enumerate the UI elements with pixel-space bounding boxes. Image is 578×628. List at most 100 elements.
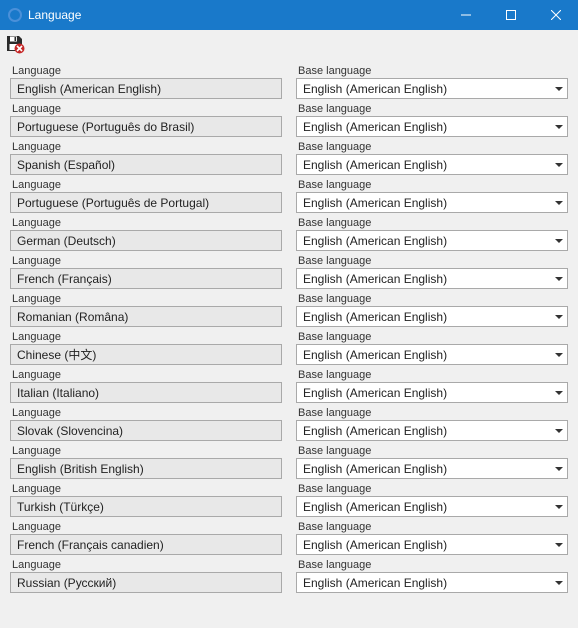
language-row: Language Base languageEnglish (American E… [10, 254, 568, 289]
language-col: Language [10, 330, 282, 365]
base-language-label: Base language [298, 445, 568, 457]
language-input[interactable] [10, 230, 282, 251]
chevron-down-icon [555, 465, 563, 473]
chevron-down-icon [555, 161, 563, 169]
save-cancel-button[interactable] [4, 33, 26, 55]
language-input[interactable] [10, 534, 282, 555]
language-label: Language [12, 483, 282, 495]
base-language-select[interactable]: English (American English) [296, 420, 568, 441]
language-input[interactable] [10, 496, 282, 517]
base-language-value: English (American English) [303, 576, 447, 590]
language-row: Language Base language English (American E… [10, 330, 568, 365]
language-row: LanguageBase languageEnglish (American E… [10, 520, 568, 555]
language-label: Language [12, 103, 282, 115]
language-row: Language Base languageEnglish (American E… [10, 102, 568, 137]
language-input[interactable] [10, 116, 282, 137]
base-language-select[interactable]: English (American English) [296, 344, 568, 365]
base-language-select[interactable]: English (American English) [296, 78, 568, 99]
base-language-col: Base languageEnglish (American English) [296, 178, 568, 213]
window-title: Language [28, 8, 443, 22]
language-row: LanguageBase languageEnglish (American E… [10, 292, 568, 327]
language-col: Language [10, 254, 282, 289]
base-language-select[interactable]: English (American English) [296, 306, 568, 327]
language-label: Language [12, 141, 282, 153]
base-language-select[interactable]: English (American English) [296, 268, 568, 289]
language-input[interactable] [10, 420, 282, 441]
language-col: Language [10, 292, 282, 327]
base-language-col: Base languageEnglish (American English) [296, 254, 568, 289]
chevron-down-icon [555, 541, 563, 549]
base-language-select[interactable]: English (American English) [296, 572, 568, 593]
language-input[interactable] [10, 306, 282, 327]
language-col: Language [10, 520, 282, 555]
base-language-value: English (American English) [303, 424, 447, 438]
close-icon [551, 10, 561, 20]
base-language-value: English (American English) [303, 82, 447, 96]
base-language-select[interactable]: English (American English) [296, 230, 568, 251]
save-cancel-icon [5, 34, 25, 54]
base-language-col: Base languageEnglish (American English) [296, 216, 568, 251]
chevron-down-icon [555, 313, 563, 321]
language-input[interactable] [10, 572, 282, 593]
base-language-col: Base languageEnglish (American English) [296, 406, 568, 441]
language-col: Language [10, 140, 282, 175]
language-label: Language [12, 179, 282, 191]
base-language-select[interactable]: English (American English) [296, 154, 568, 175]
base-language-value: English (American English) [303, 272, 447, 286]
language-input[interactable] [10, 78, 282, 99]
minimize-button[interactable] [443, 0, 488, 30]
chevron-down-icon [555, 351, 563, 359]
base-language-col: Base language English (American English) [296, 330, 568, 365]
language-label: Language [12, 521, 282, 533]
base-language-select[interactable]: English (American English) [296, 116, 568, 137]
language-col: Language [10, 406, 282, 441]
base-language-value: English (American English) [303, 500, 447, 514]
base-language-value: English (American English) [303, 234, 447, 248]
language-input[interactable] [10, 382, 282, 403]
base-language-label: Base language [298, 331, 568, 343]
language-label: Language [12, 445, 282, 457]
chevron-down-icon [555, 85, 563, 93]
language-input[interactable] [10, 344, 282, 365]
language-col: Language [10, 178, 282, 213]
base-language-value: English (American English) [303, 348, 447, 362]
base-language-value: English (American English) [303, 158, 447, 172]
maximize-icon [506, 10, 516, 20]
chevron-down-icon [555, 579, 563, 587]
minimize-icon [461, 10, 471, 20]
language-row: LanguageBase languageEnglish (American E… [10, 558, 568, 593]
titlebar: Language [0, 0, 578, 30]
base-language-col: Base languageEnglish (American English) [296, 444, 568, 479]
chevron-down-icon [555, 503, 563, 511]
base-language-col: Base language English (American English) [296, 558, 568, 593]
app-icon [8, 8, 22, 22]
close-button[interactable] [533, 0, 578, 30]
base-language-select[interactable]: English (American English) [296, 534, 568, 555]
language-input[interactable] [10, 154, 282, 175]
base-language-col: Base language English (American English) [296, 482, 568, 517]
chevron-down-icon [555, 389, 563, 397]
language-row: Language Base languageEnglish (American E… [10, 140, 568, 175]
language-col: Language [10, 368, 282, 403]
language-input[interactable] [10, 268, 282, 289]
language-row: LanguageBase languageEnglish (American E… [10, 368, 568, 403]
base-language-label: Base language [298, 559, 568, 571]
base-language-value: English (American English) [303, 310, 447, 324]
language-col: Language [10, 216, 282, 251]
language-input[interactable] [10, 458, 282, 479]
base-language-value: English (American English) [303, 386, 447, 400]
base-language-select[interactable]: English (American English) [296, 382, 568, 403]
maximize-button[interactable] [488, 0, 533, 30]
language-row: LanguageBase languageEnglish (American E… [10, 64, 568, 99]
language-col: Language [10, 444, 282, 479]
language-input[interactable] [10, 192, 282, 213]
language-col: Language [10, 102, 282, 137]
language-label: Language [12, 407, 282, 419]
base-language-select[interactable]: English (American English) [296, 192, 568, 213]
base-language-col: Base languageEnglish (American English) [296, 140, 568, 175]
base-language-select[interactable]: English (American English) [296, 458, 568, 479]
base-language-col: Base languageEnglish (American English) [296, 102, 568, 137]
base-language-label: Base language [298, 483, 568, 495]
chevron-down-icon [555, 199, 563, 207]
base-language-select[interactable]: English (American English) [296, 496, 568, 517]
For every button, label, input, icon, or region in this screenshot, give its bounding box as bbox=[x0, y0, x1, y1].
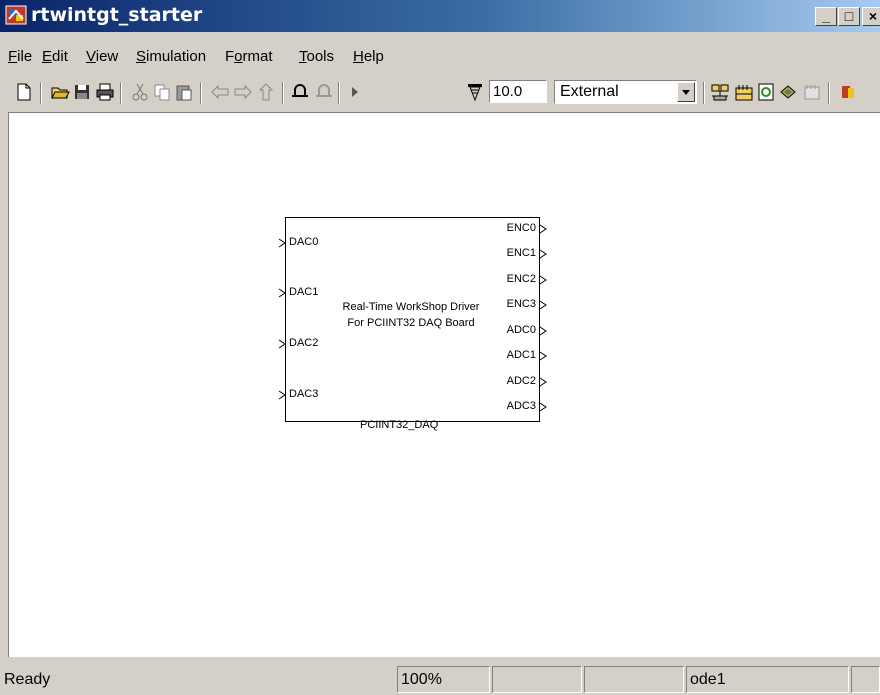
minimize-button[interactable]: _ bbox=[815, 7, 837, 26]
save-icon[interactable] bbox=[72, 82, 92, 102]
open-icon[interactable] bbox=[50, 82, 70, 102]
close-button[interactable]: × bbox=[862, 7, 880, 26]
model-canvas[interactable]: DAC0 DAC1 DAC2 DAC3 ENC0 ENC1 ENC2 ENC3 … bbox=[8, 112, 880, 657]
library-browser-icon[interactable] bbox=[734, 82, 754, 102]
menu-format-pre: F bbox=[225, 48, 235, 65]
menu-simulation-mnemonic: S bbox=[136, 48, 147, 65]
maximize-button[interactable]: □ bbox=[838, 7, 860, 26]
output-port-icon[interactable] bbox=[539, 326, 547, 336]
output-port-label: ENC2 bbox=[506, 273, 536, 285]
print-icon[interactable] bbox=[95, 82, 115, 102]
model-explorer-icon[interactable] bbox=[778, 82, 798, 102]
input-port-label: DAC3 bbox=[289, 388, 319, 400]
output-port-label: ADC2 bbox=[506, 375, 536, 387]
start-icon[interactable] bbox=[345, 82, 365, 102]
menu-tools-mnemonic: T bbox=[299, 48, 307, 65]
forward-icon[interactable] bbox=[233, 82, 253, 102]
redo-icon[interactable] bbox=[314, 82, 334, 102]
toolbar-separator bbox=[282, 82, 284, 104]
toolbar-separator bbox=[120, 82, 122, 104]
copy-icon[interactable] bbox=[152, 82, 172, 102]
toolbar: 10.0 External bbox=[0, 72, 880, 112]
up-icon[interactable] bbox=[256, 82, 276, 102]
menu-format-rest: rmat bbox=[242, 48, 273, 65]
menu-simulation[interactable]: Simulation bbox=[136, 48, 206, 65]
back-icon[interactable] bbox=[210, 82, 230, 102]
menu-edit-mnemonic: E bbox=[42, 48, 53, 65]
simulink-app-icon bbox=[5, 5, 27, 25]
refresh-icon[interactable] bbox=[756, 82, 776, 102]
menu-help-rest: elp bbox=[363, 48, 384, 65]
simulation-mode-value: External bbox=[560, 83, 619, 100]
input-port-label: DAC0 bbox=[289, 236, 319, 248]
input-port-label: DAC1 bbox=[289, 286, 319, 298]
title-bar[interactable]: rtwintgt_starter _ □ × bbox=[0, 0, 880, 32]
status-pane-4 bbox=[584, 666, 684, 693]
simulation-mode-select[interactable]: External bbox=[554, 80, 697, 104]
menu-view-mnemonic: V bbox=[86, 48, 96, 65]
menu-edit[interactable]: Edit bbox=[42, 48, 68, 65]
build-icon[interactable] bbox=[710, 82, 730, 102]
input-port-icon[interactable] bbox=[278, 390, 286, 400]
output-port-label: ENC0 bbox=[506, 222, 536, 234]
zoom-level: 100% bbox=[397, 666, 490, 693]
output-port-label: ENC1 bbox=[506, 247, 536, 259]
status-bar: Ready 100% ode1 bbox=[0, 663, 880, 695]
status-pane-3 bbox=[492, 666, 582, 693]
extra-icon[interactable] bbox=[838, 82, 858, 102]
paste-icon[interactable] bbox=[174, 82, 194, 102]
menu-format-mnemonic: o bbox=[234, 48, 243, 65]
input-port-label: DAC2 bbox=[289, 337, 319, 349]
toolbar-separator bbox=[200, 82, 202, 104]
output-port-icon[interactable] bbox=[539, 249, 547, 259]
menu-file-rest: ile bbox=[17, 48, 33, 65]
output-port-icon[interactable] bbox=[539, 224, 547, 234]
new-model-icon[interactable] bbox=[14, 82, 34, 102]
toolbar-separator bbox=[40, 82, 42, 104]
input-port-icon[interactable] bbox=[278, 288, 286, 298]
menu-tools-rest: ools bbox=[306, 48, 335, 65]
output-port-label: ADC0 bbox=[506, 324, 536, 336]
block-description-line1: Real-Time WorkShop Driver bbox=[342, 301, 480, 313]
toolbar-separator bbox=[338, 82, 340, 104]
menu-bar: File Edit View Simulation Format Tools H… bbox=[0, 32, 880, 72]
input-port-icon[interactable] bbox=[278, 238, 286, 248]
menu-view[interactable]: View bbox=[86, 48, 118, 65]
output-port-icon[interactable] bbox=[539, 402, 547, 412]
menu-help-mnemonic: H bbox=[353, 48, 364, 65]
input-port-icon[interactable] bbox=[278, 339, 286, 349]
output-port-label: ADC1 bbox=[506, 349, 536, 361]
status-pane-6 bbox=[851, 666, 880, 693]
debugger-icon[interactable] bbox=[802, 82, 822, 102]
menu-help[interactable]: Help bbox=[353, 48, 384, 65]
menu-format[interactable]: Format bbox=[225, 48, 273, 65]
menu-view-rest: iew bbox=[95, 48, 119, 65]
output-port-label: ENC3 bbox=[506, 298, 536, 310]
cut-icon[interactable] bbox=[130, 82, 150, 102]
stop-time-input[interactable]: 10.0 bbox=[489, 80, 547, 103]
menu-tools[interactable]: Tools bbox=[299, 48, 334, 65]
block-name-label[interactable]: PCIINT32_DAQ bbox=[360, 419, 438, 431]
output-port-icon[interactable] bbox=[539, 300, 547, 310]
dropdown-arrow-icon[interactable] bbox=[677, 82, 695, 102]
pciint32-daq-block[interactable]: DAC0 DAC1 DAC2 DAC3 ENC0 ENC1 ENC2 ENC3 … bbox=[278, 217, 547, 422]
output-port-label: ADC3 bbox=[506, 400, 536, 412]
window-title: rtwintgt_starter bbox=[31, 4, 203, 26]
solver-name: ode1 bbox=[686, 666, 849, 693]
block-description-line2: For PCIINT32 DAQ Board bbox=[347, 317, 475, 329]
menu-file[interactable]: File bbox=[8, 48, 32, 65]
status-text: Ready bbox=[4, 671, 51, 688]
menu-simulation-rest: imulation bbox=[146, 48, 207, 65]
undo-icon[interactable] bbox=[290, 82, 310, 102]
output-port-icon[interactable] bbox=[539, 351, 547, 361]
toolbar-separator bbox=[703, 82, 705, 104]
toolbar-separator bbox=[828, 82, 830, 104]
menu-file-mnemonic: F bbox=[8, 48, 18, 65]
output-port-icon[interactable] bbox=[539, 275, 547, 285]
stop-time-icon[interactable] bbox=[465, 82, 485, 102]
menu-edit-rest: dit bbox=[52, 48, 68, 65]
output-port-icon[interactable] bbox=[539, 377, 547, 387]
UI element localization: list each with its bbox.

::::::

# Your objective
Turn the records from the line with "[10, 254, 568, 289]" to the line with "268, 568, 289]", both included, into a JSON list of strings, one string per line and no blank lines.

# Exercise solution
[
  "language-row: Language Base languageEnglish (American E… [10, 254, 568, 289]",
  "language-col: Language [10, 330, 282, 365]",
  "base-language-label: Base language [298, 445, 568, 457]",
  "language-input[interactable] [10, 230, 282, 251]",
  "chevron-down-icon [555, 465, 563, 473]",
  "chevron-down-icon [555, 161, 563, 169]",
  "save-cancel-button[interactable] [4, 33, 26, 55]",
  "language-input[interactable] [10, 534, 282, 555]",
  "language-label: Language [12, 483, 282, 495]",
  "base-language-select[interactable]: English (American English) [296, 420, 568, 441]",
  "language-input[interactable] [10, 496, 282, 517]",
  "base-language-value: English (American English) [303, 576, 447, 590]",
  "language-row: Language Base language English (American E… [10, 330, 568, 365]",
  "language-row: LanguageBase languageEnglish (American E… [10, 520, 568, 555]",
  "language-label: Language [12, 103, 282, 115]",
  "language-row: Language Base languageEnglish (American E… [10, 102, 568, 137]",
  "language-input[interactable] [10, 116, 282, 137]",
  "base-language-select[interactable]: English (American English) [296, 344, 568, 365]",
  "base-language-select[interactable]: English (American English) [296, 78, 568, 99]",
  "base-language-col: Base languageEnglish (American English) [296, 178, 568, 213]",
  "window-title: Language [28, 8, 443, 22]",
  "language-row: LanguageBase languageEnglish (American E… [10, 292, 568, 327]",
  "language-col: Language [10, 254, 282, 289]",
  "base-language-select[interactable]: English (American English) [296, 306, 568, 327]",
  "language-label: Language [12, 141, 282, 153]",
  "base-language-select[interactable]: English (American English) [296, 268, 568, 289]"
]